WORK REQUIRED: Make an exact copy of the entries below with the pictures removed.

(Excerpt from a dataset)
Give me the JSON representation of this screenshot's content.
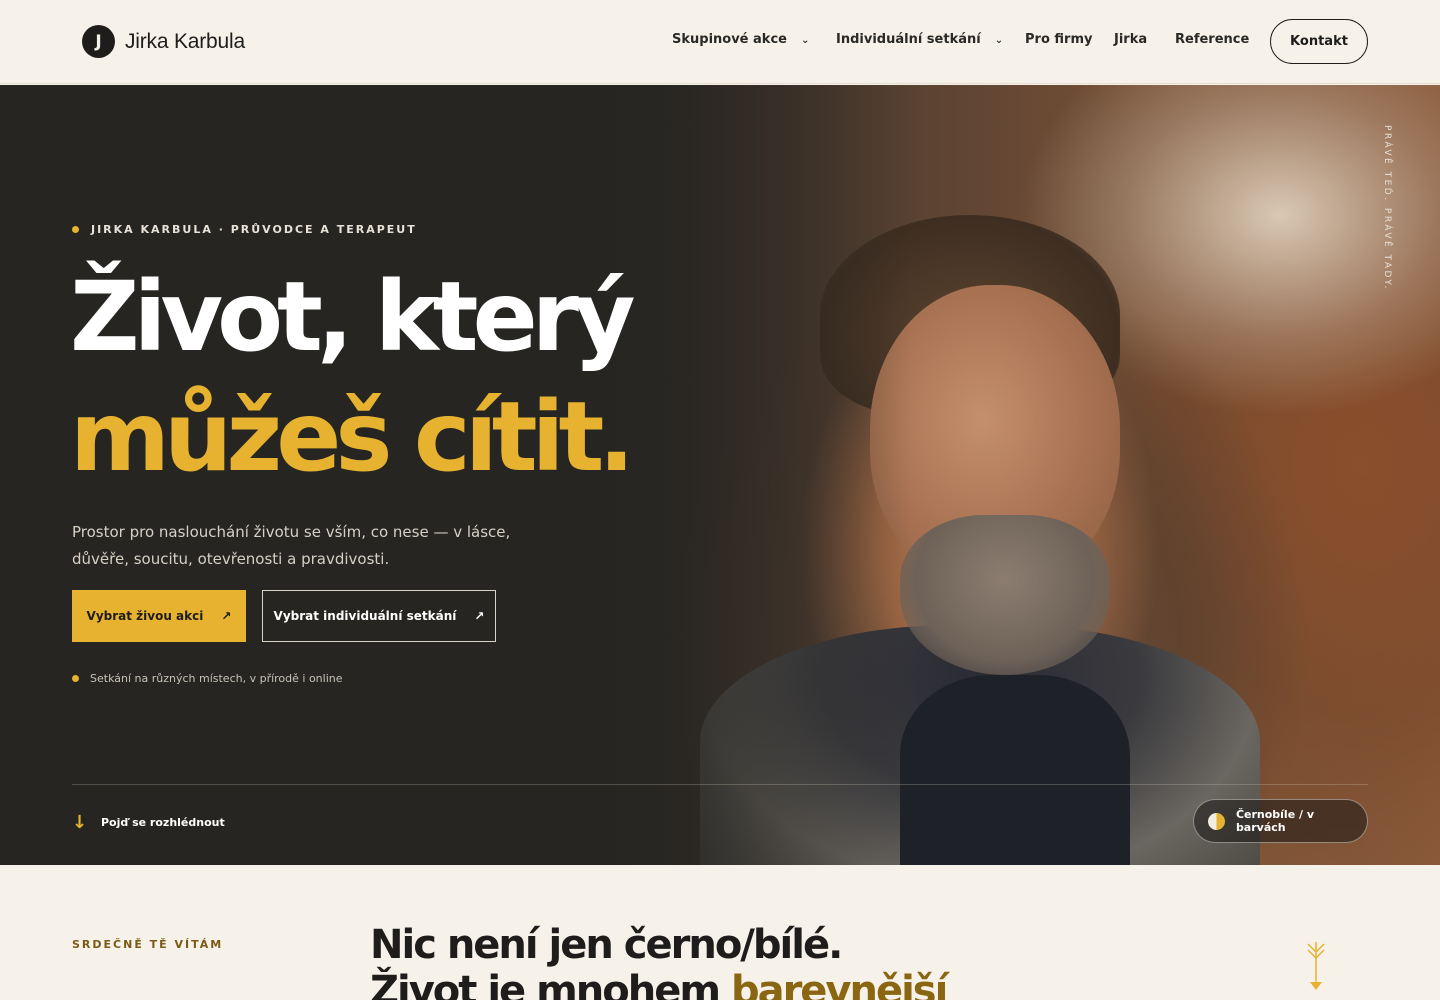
{
  "header": {
    "logo_letter": "J",
    "logo_text": "Jirka Karbula",
    "nav": [
      {
        "label": "Skupinové akce",
        "has_dropdown": true
      },
      {
        "label": "Individuální setkání",
        "has_dropdown": true
      },
      {
        "label": "Pro firmy",
        "has_dropdown": false
      },
      {
        "label": "Jirka",
        "has_dropdown": false
      },
      {
        "label": "Reference",
        "has_dropdown": false
      }
    ],
    "contact_label": "Kontakt"
  },
  "hero": {
    "eyebrow": "JIRKA KARBULA · PRŮVODCE A TERAPEUT",
    "headline_line1": "Život, který",
    "headline_line2": "můžeš cítit.",
    "lead": "Prostor pro naslouchání životu se vším, co nese — v lásce, důvěře, soucitu, otevřenosti a pravdivosti.",
    "primary_cta": "Vybrat živou akci",
    "secondary_cta": "Vybrat individuální setkání",
    "cta_arrow": "↗",
    "note": "Setkání na různých místech, v přírodě i online",
    "scroll_cue": "Pojď se rozhlédnout",
    "scroll_arrow": "↓",
    "toggle_label": "Černobíle / v barvách",
    "vertical_text": "PRÁVĚ TEĎ. PRÁVĚ TADY."
  },
  "welcome": {
    "label": "SRDEČNĚ TĚ VÍTÁM",
    "title_line1": "Nic není jen černo/bílé.",
    "title_line2_start": "Život je mnohem ",
    "title_line2_highlight": "barevnější"
  },
  "colors": {
    "accent": "#e6b22f",
    "dark": "#262522",
    "cream": "#f6f2ea",
    "highlight_text": "#8a6612"
  }
}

WRITTEN ANSWER:
Give me the JSON representation of this screenshot's content.
{
  "header": {
    "logo_letter": "J",
    "logo_text": "Jirka Karbula",
    "nav": [
      {
        "label": "Skupinové akce",
        "has_dropdown": true
      },
      {
        "label": "Individuální setkání",
        "has_dropdown": true
      },
      {
        "label": "Pro firmy",
        "has_dropdown": false
      },
      {
        "label": "Jirka",
        "has_dropdown": false
      },
      {
        "label": "Reference",
        "has_dropdown": false
      }
    ],
    "contact_label": "Kontakt"
  },
  "hero": {
    "eyebrow": "JIRKA KARBULA · PRŮVODCE A TERAPEUT",
    "headline_line1": "Život, který",
    "headline_line2": "můžeš cítit.",
    "lead": "Prostor pro naslouchání životu se vším, co nese — v lásce, důvěře, soucitu, otevřenosti a pravdivosti.",
    "primary_cta": "Vybrat živou akci",
    "secondary_cta": "Vybrat individuální setkání",
    "cta_arrow": "↗",
    "note": "Setkání na různých místech, v přírodě i online",
    "scroll_cue": "Pojď se rozhlédnout",
    "scroll_arrow": "↓",
    "toggle_label": "Černobíle / v barvách",
    "vertical_text": "PRÁVĚ TEĎ. PRÁVĚ TADY."
  },
  "welcome": {
    "label": "SRDEČNĚ TĚ VÍTÁM",
    "title_line1": "Nic není jen černo/bílé.",
    "title_line2_start": "Život je mnohem ",
    "title_line2_highlight": "barevnější"
  },
  "colors": {
    "accent": "#e6b22f",
    "dark": "#262522",
    "cream": "#f6f2ea",
    "highlight_text": "#8a6612"
  }
}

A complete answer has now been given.